* WRITTEN PROBLEM
Print the entries verbatim, leaving out the images they contain.

* RECORDS PROVIDED
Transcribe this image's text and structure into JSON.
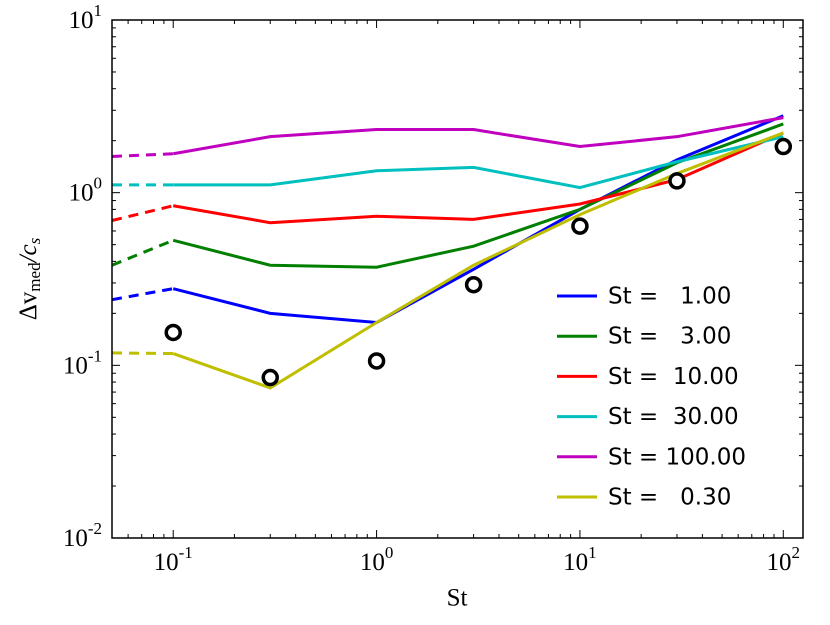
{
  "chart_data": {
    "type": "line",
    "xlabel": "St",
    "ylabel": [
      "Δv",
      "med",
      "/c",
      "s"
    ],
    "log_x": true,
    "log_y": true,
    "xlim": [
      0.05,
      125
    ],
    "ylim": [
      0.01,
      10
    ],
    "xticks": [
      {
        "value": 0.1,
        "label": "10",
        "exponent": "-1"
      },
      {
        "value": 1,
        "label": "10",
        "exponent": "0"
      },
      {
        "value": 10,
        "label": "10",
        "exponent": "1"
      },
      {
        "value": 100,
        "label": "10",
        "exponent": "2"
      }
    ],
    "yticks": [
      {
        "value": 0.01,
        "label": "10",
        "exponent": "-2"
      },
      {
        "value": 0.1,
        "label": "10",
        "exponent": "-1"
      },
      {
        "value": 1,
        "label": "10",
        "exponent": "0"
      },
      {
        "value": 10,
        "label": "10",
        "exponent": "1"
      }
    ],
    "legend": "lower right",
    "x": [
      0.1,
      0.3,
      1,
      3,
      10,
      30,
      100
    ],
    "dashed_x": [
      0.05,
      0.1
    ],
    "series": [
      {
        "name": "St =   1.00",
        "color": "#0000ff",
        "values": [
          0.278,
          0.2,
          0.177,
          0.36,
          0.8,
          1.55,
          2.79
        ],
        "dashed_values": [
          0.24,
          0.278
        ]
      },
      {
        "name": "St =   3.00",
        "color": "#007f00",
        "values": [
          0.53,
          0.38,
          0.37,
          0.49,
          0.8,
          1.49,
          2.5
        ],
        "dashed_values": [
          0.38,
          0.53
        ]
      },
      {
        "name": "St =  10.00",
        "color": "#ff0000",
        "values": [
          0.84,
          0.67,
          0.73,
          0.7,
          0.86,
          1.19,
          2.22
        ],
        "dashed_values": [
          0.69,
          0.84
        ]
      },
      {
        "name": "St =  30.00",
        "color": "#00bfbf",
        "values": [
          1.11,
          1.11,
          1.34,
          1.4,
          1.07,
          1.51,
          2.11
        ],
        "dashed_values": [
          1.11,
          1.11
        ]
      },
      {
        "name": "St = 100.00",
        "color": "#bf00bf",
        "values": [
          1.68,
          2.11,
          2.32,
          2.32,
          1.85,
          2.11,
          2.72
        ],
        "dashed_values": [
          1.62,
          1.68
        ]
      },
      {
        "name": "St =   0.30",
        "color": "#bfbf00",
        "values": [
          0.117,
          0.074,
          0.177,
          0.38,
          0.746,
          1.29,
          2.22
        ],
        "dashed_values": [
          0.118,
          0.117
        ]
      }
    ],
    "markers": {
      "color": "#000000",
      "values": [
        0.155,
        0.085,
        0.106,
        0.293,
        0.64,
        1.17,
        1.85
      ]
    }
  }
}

* RESPONSE
Transcribe this image's text and structure into JSON.
{
  "chart_data": {
    "type": "line",
    "xlabel": "St",
    "ylabel": [
      "Δv",
      "med",
      "/c",
      "s"
    ],
    "log_x": true,
    "log_y": true,
    "xlim": [
      0.05,
      125
    ],
    "ylim": [
      0.01,
      10
    ],
    "xticks": [
      {
        "value": 0.1,
        "label": "10",
        "exponent": "-1"
      },
      {
        "value": 1,
        "label": "10",
        "exponent": "0"
      },
      {
        "value": 10,
        "label": "10",
        "exponent": "1"
      },
      {
        "value": 100,
        "label": "10",
        "exponent": "2"
      }
    ],
    "yticks": [
      {
        "value": 0.01,
        "label": "10",
        "exponent": "-2"
      },
      {
        "value": 0.1,
        "label": "10",
        "exponent": "-1"
      },
      {
        "value": 1,
        "label": "10",
        "exponent": "0"
      },
      {
        "value": 10,
        "label": "10",
        "exponent": "1"
      }
    ],
    "legend": "lower right",
    "x": [
      0.1,
      0.3,
      1,
      3,
      10,
      30,
      100
    ],
    "dashed_x": [
      0.05,
      0.1
    ],
    "series": [
      {
        "name": "St =   1.00",
        "color": "#0000ff",
        "values": [
          0.278,
          0.2,
          0.177,
          0.36,
          0.8,
          1.55,
          2.79
        ],
        "dashed_values": [
          0.24,
          0.278
        ]
      },
      {
        "name": "St =   3.00",
        "color": "#007f00",
        "values": [
          0.53,
          0.38,
          0.37,
          0.49,
          0.8,
          1.49,
          2.5
        ],
        "dashed_values": [
          0.38,
          0.53
        ]
      },
      {
        "name": "St =  10.00",
        "color": "#ff0000",
        "values": [
          0.84,
          0.67,
          0.73,
          0.7,
          0.86,
          1.19,
          2.22
        ],
        "dashed_values": [
          0.69,
          0.84
        ]
      },
      {
        "name": "St =  30.00",
        "color": "#00bfbf",
        "values": [
          1.11,
          1.11,
          1.34,
          1.4,
          1.07,
          1.51,
          2.11
        ],
        "dashed_values": [
          1.11,
          1.11
        ]
      },
      {
        "name": "St = 100.00",
        "color": "#bf00bf",
        "values": [
          1.68,
          2.11,
          2.32,
          2.32,
          1.85,
          2.11,
          2.72
        ],
        "dashed_values": [
          1.62,
          1.68
        ]
      },
      {
        "name": "St =   0.30",
        "color": "#bfbf00",
        "values": [
          0.117,
          0.074,
          0.177,
          0.38,
          0.746,
          1.29,
          2.22
        ],
        "dashed_values": [
          0.118,
          0.117
        ]
      }
    ],
    "markers": {
      "color": "#000000",
      "values": [
        0.155,
        0.085,
        0.106,
        0.293,
        0.64,
        1.17,
        1.85
      ]
    }
  }
}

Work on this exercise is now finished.